### Task goal
Find and return each line containing "icon".

### Records to process
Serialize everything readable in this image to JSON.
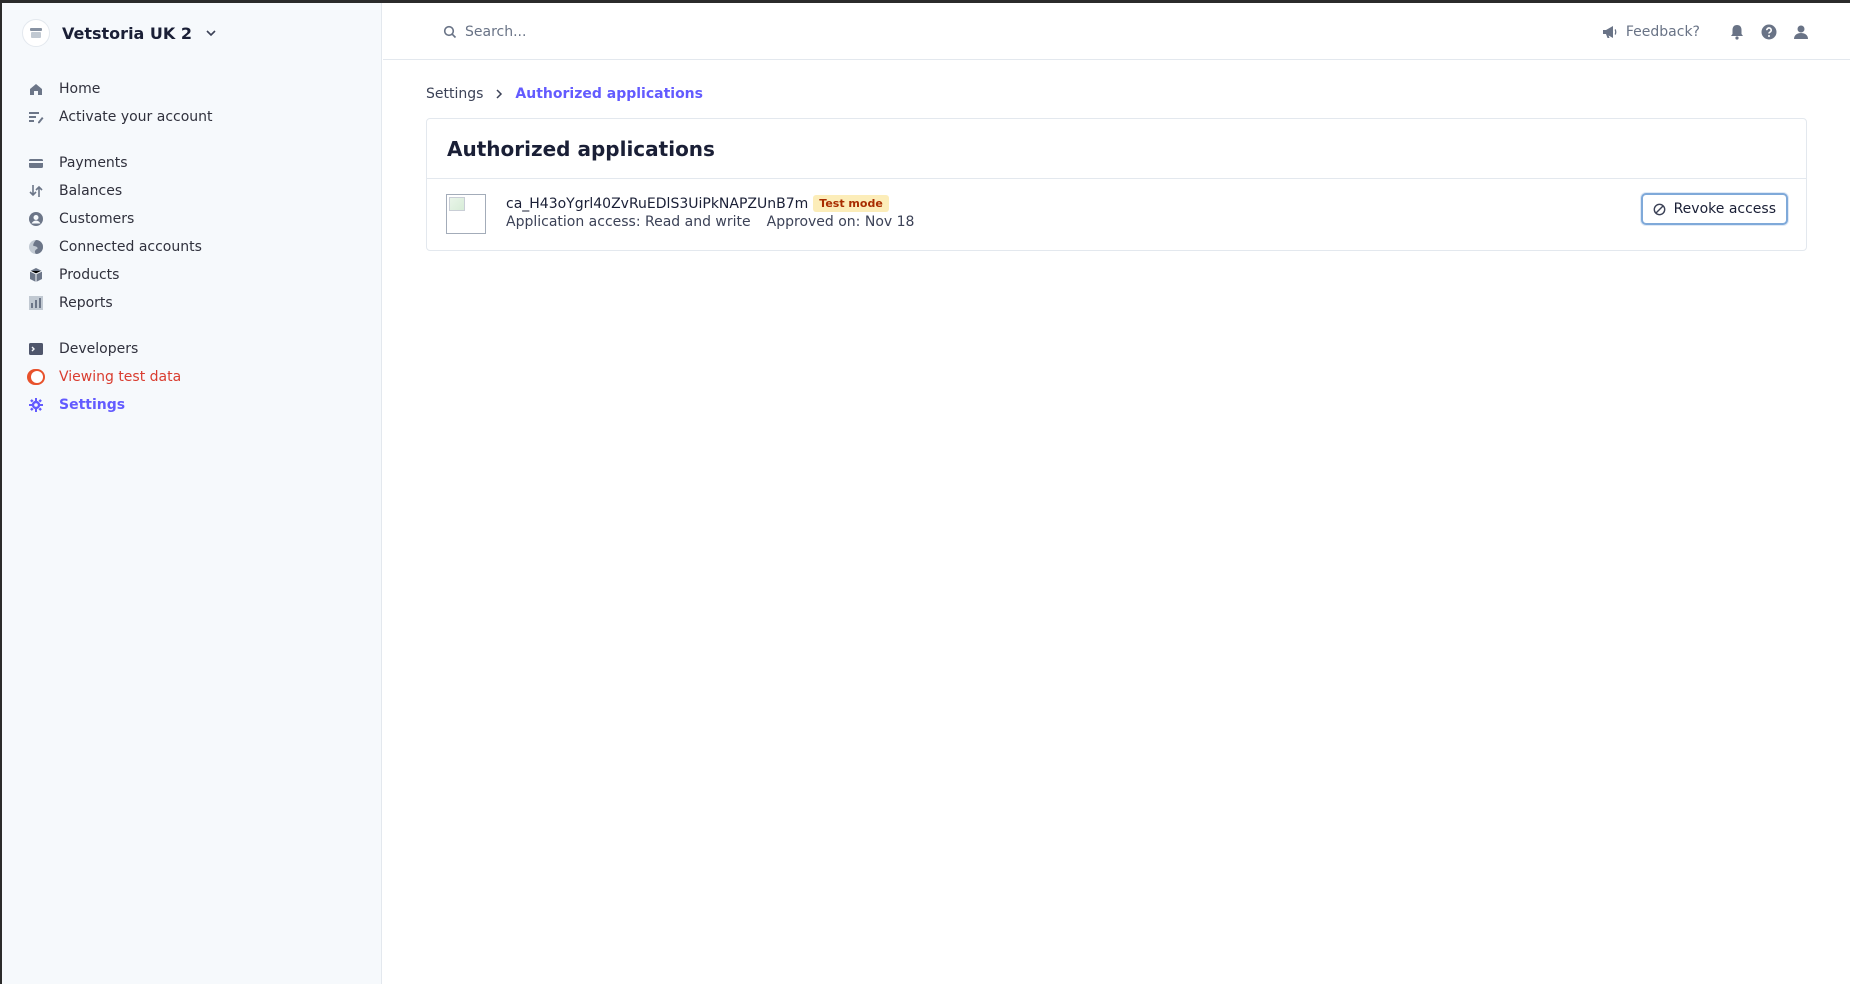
{
  "account": {
    "name": "Vetstoria UK 2",
    "logo_icon": "store-icon"
  },
  "sidebar": {
    "groups": [
      [
        {
          "label": "Home",
          "icon": "home-icon"
        },
        {
          "label": "Activate your account",
          "icon": "activate-icon"
        }
      ],
      [
        {
          "label": "Payments",
          "icon": "payments-icon"
        },
        {
          "label": "Balances",
          "icon": "balances-icon"
        },
        {
          "label": "Customers",
          "icon": "customers-icon"
        },
        {
          "label": "Connected accounts",
          "icon": "globe-icon"
        },
        {
          "label": "Products",
          "icon": "box-icon"
        },
        {
          "label": "Reports",
          "icon": "reports-icon"
        }
      ],
      [
        {
          "label": "Developers",
          "icon": "terminal-icon"
        },
        {
          "label": "Viewing test data",
          "icon": "toggle-icon"
        },
        {
          "label": "Settings",
          "icon": "gear-icon"
        }
      ]
    ]
  },
  "topbar": {
    "search_placeholder": "Search...",
    "feedback_label": "Feedback?"
  },
  "breadcrumb": {
    "parent": "Settings",
    "current": "Authorized applications"
  },
  "card": {
    "title": "Authorized applications",
    "application": {
      "id": "ca_H43oYgrl40ZvRuEDlS3UiPkNAPZUnB7m",
      "badge": "Test mode",
      "access": "Application access: Read and write",
      "approved": "Approved on: Nov 18",
      "revoke_label": "Revoke access"
    }
  },
  "colors": {
    "accent": "#635bff",
    "test_data": "#d93c2f",
    "badge_bg": "#fcedb9",
    "badge_text": "#a82c00"
  }
}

### Result of this task
    "logo_icon": "store-icon"
          "icon": "home-icon"
          "icon": "activate-icon"
          "icon": "payments-icon"
          "icon": "balances-icon"
          "icon": "customers-icon"
          "icon": "globe-icon"
          "icon": "box-icon"
          "icon": "reports-icon"
          "icon": "terminal-icon"
          "icon": "toggle-icon"
          "icon": "gear-icon"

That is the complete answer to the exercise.